• [Your goal]:
Transcribe the listing verbatim. Do not carry over any pictures.

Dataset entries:

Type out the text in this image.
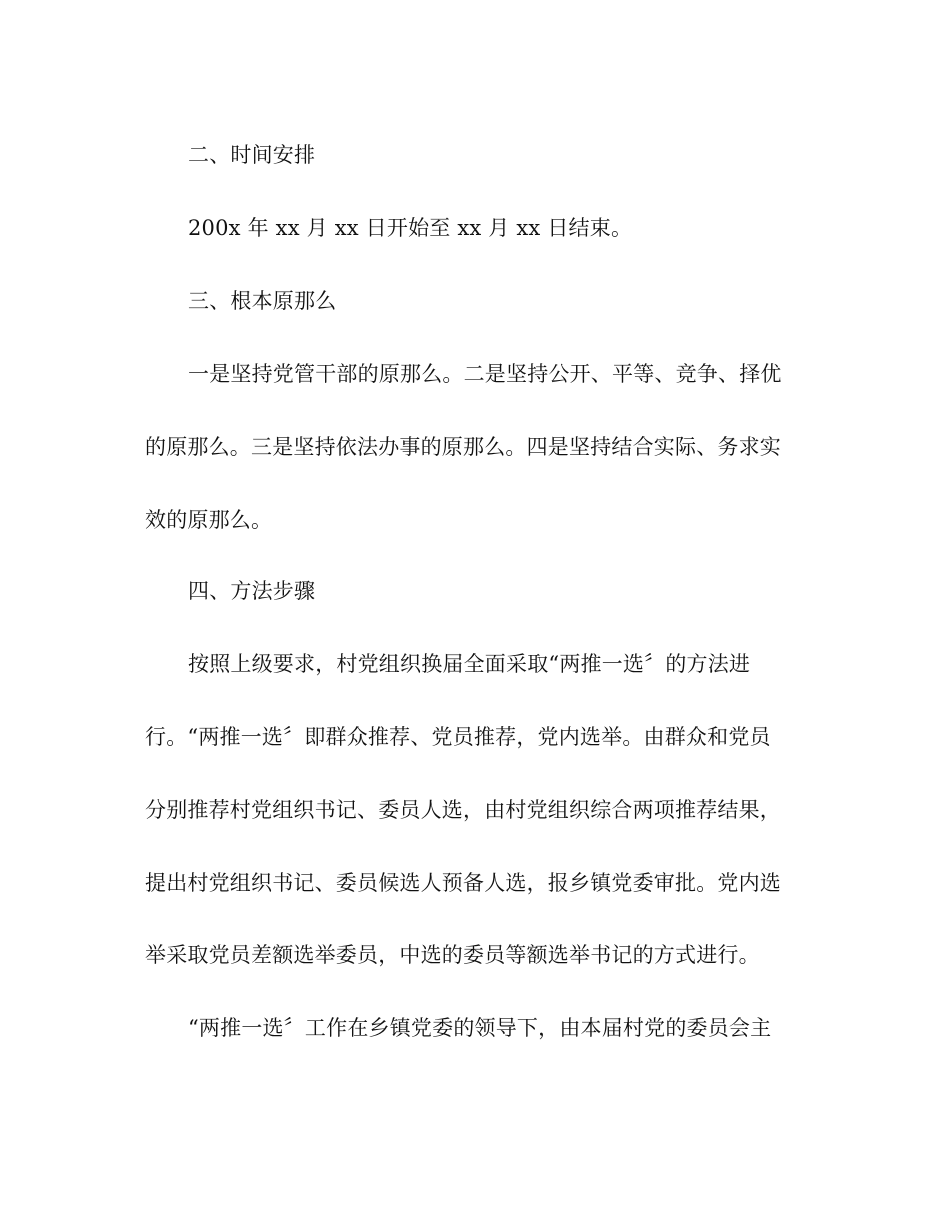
二、时间安排
200x 年 xx 月 xx 日开始至 xx 月 xx 日结束。
三、根本原那么
一是坚持党管干部的原那么。二是坚持公开、平等、竞争、择优
的原那么。三是坚持依法办事的原那么。四是坚持结合实际、务求实
效的原那么。
四、方法步骤
按照上级要求，村党组织换届全面采取“两推一选〞的方法进
行。“两推一选〞即群众推荐、党员推荐，党内选举。由群众和党员
分别推荐村党组织书记、委员人选，由村党组织综合两项推荐结果，
提出村党组织书记、委员候选人预备人选，报乡镇党委审批。党内选
举采取党员差额选举委员，中选的委员等额选举书记的方式进行。
“两推一选〞工作在乡镇党委的领导下，由本届村党的委员会主
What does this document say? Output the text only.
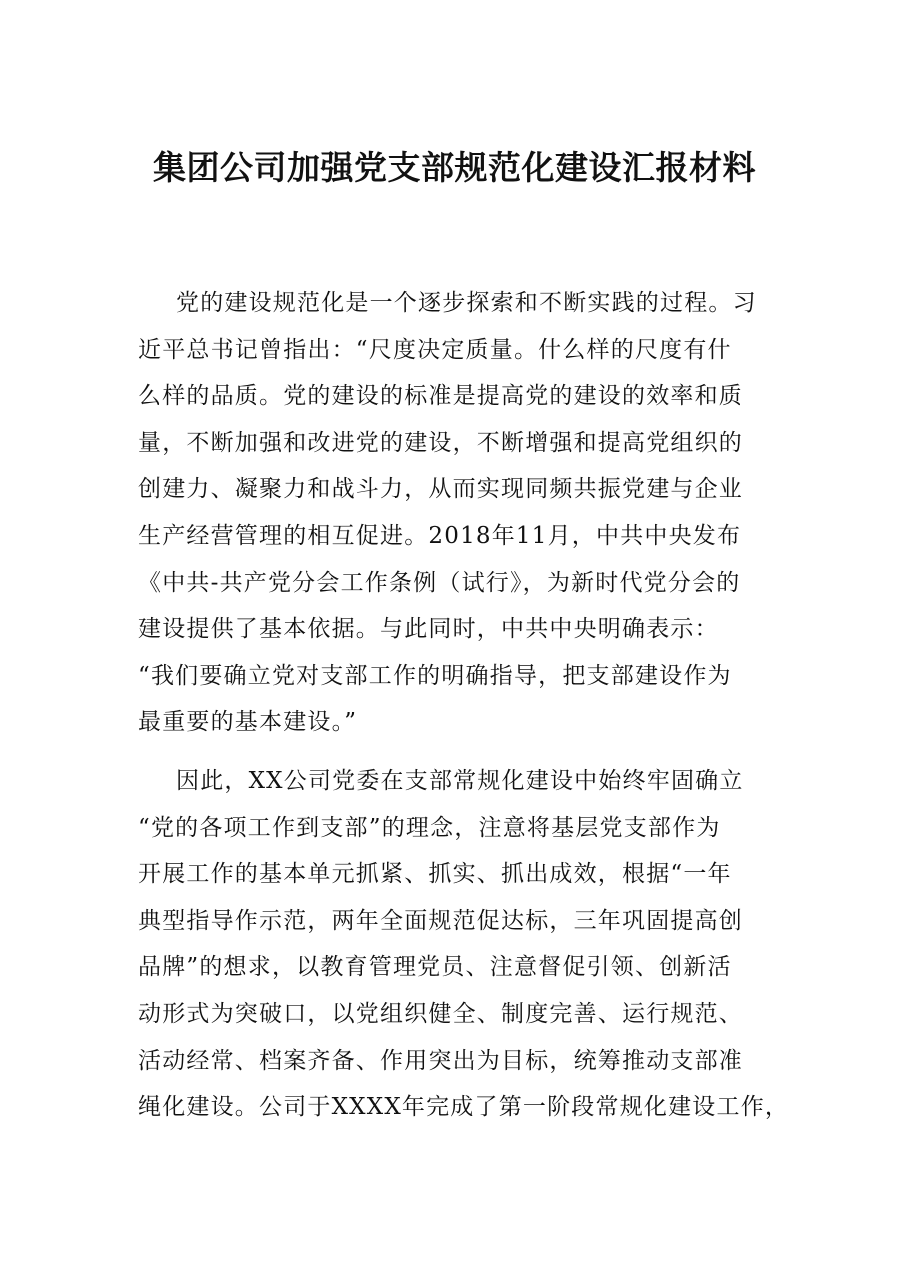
集团公司加强党支部规范化建设汇报材料
党的建设规范化是一个逐步探索和不断实践的过程。习
近平总书记曾指出：“尺度决定质量。什么样的尺度有什
么样的品质。党的建设的标准是提高党的建设的效率和质
量，不断加强和改进党的建设，不断增强和提高党组织的
创建力、凝聚力和战斗力，从而实现同频共振党建与企业
生产经营管理的相互促进。2018年11月，中共中央发布
《中共-共产党分会工作条例（试行》，为新时代党分会的
建设提供了基本依据。与此同时，中共中央明确表示：
“我们要确立党对支部工作的明确指导，把支部建设作为
最重要的基本建设。”
因此，XX公司党委在支部常规化建设中始终牢固确立
“党的各项工作到支部”的理念，注意将基层党支部作为
开展工作的基本单元抓紧、抓实、抓出成效，根据“一年
典型指导作示范，两年全面规范促达标，三年巩固提高创
品牌”的想求，以教育管理党员、注意督促引领、创新活
动形式为突破口，以党组织健全、制度完善、运行规范、
活动经常、档案齐备、作用突出为目标，统筹推动支部准
绳化建设。公司于XXXX年完成了第一阶段常规化建设工作，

• [Answer to this task]:
Type out the text in this image.
二、时间安排
200x 年 xx 月 xx 日开始至 xx 月 xx 日结束。
三、根本原那么
一是坚持党管干部的原那么。二是坚持公开、平等、竞争、择优
的原那么。三是坚持依法办事的原那么。四是坚持结合实际、务求实
效的原那么。
四、方法步骤
按照上级要求，村党组织换届全面采取“两推一选〞的方法进
行。“两推一选〞即群众推荐、党员推荐，党内选举。由群众和党员
分别推荐村党组织书记、委员人选，由村党组织综合两项推荐结果，
提出村党组织书记、委员候选人预备人选，报乡镇党委审批。党内选
举采取党员差额选举委员，中选的委员等额选举书记的方式进行。
“两推一选〞工作在乡镇党委的领导下，由本届村党的委员会主
What does this document say? Output the text only.
集团公司加强党支部规范化建设汇报材料
党的建设规范化是一个逐步探索和不断实践的过程。习
近平总书记曾指出：“尺度决定质量。什么样的尺度有什
么样的品质。党的建设的标准是提高党的建设的效率和质
量，不断加强和改进党的建设，不断增强和提高党组织的
创建力、凝聚力和战斗力，从而实现同频共振党建与企业
生产经营管理的相互促进。2018年11月，中共中央发布
《中共-共产党分会工作条例（试行》，为新时代党分会的
建设提供了基本依据。与此同时，中共中央明确表示：
“我们要确立党对支部工作的明确指导，把支部建设作为
最重要的基本建设。”
因此，XX公司党委在支部常规化建设中始终牢固确立
“党的各项工作到支部”的理念，注意将基层党支部作为
开展工作的基本单元抓紧、抓实、抓出成效，根据“一年
典型指导作示范，两年全面规范促达标，三年巩固提高创
品牌”的想求，以教育管理党员、注意督促引领、创新活
动形式为突破口，以党组织健全、制度完善、运行规范、
活动经常、档案齐备、作用突出为目标，统筹推动支部准
绳化建设。公司于XXXX年完成了第一阶段常规化建设工作，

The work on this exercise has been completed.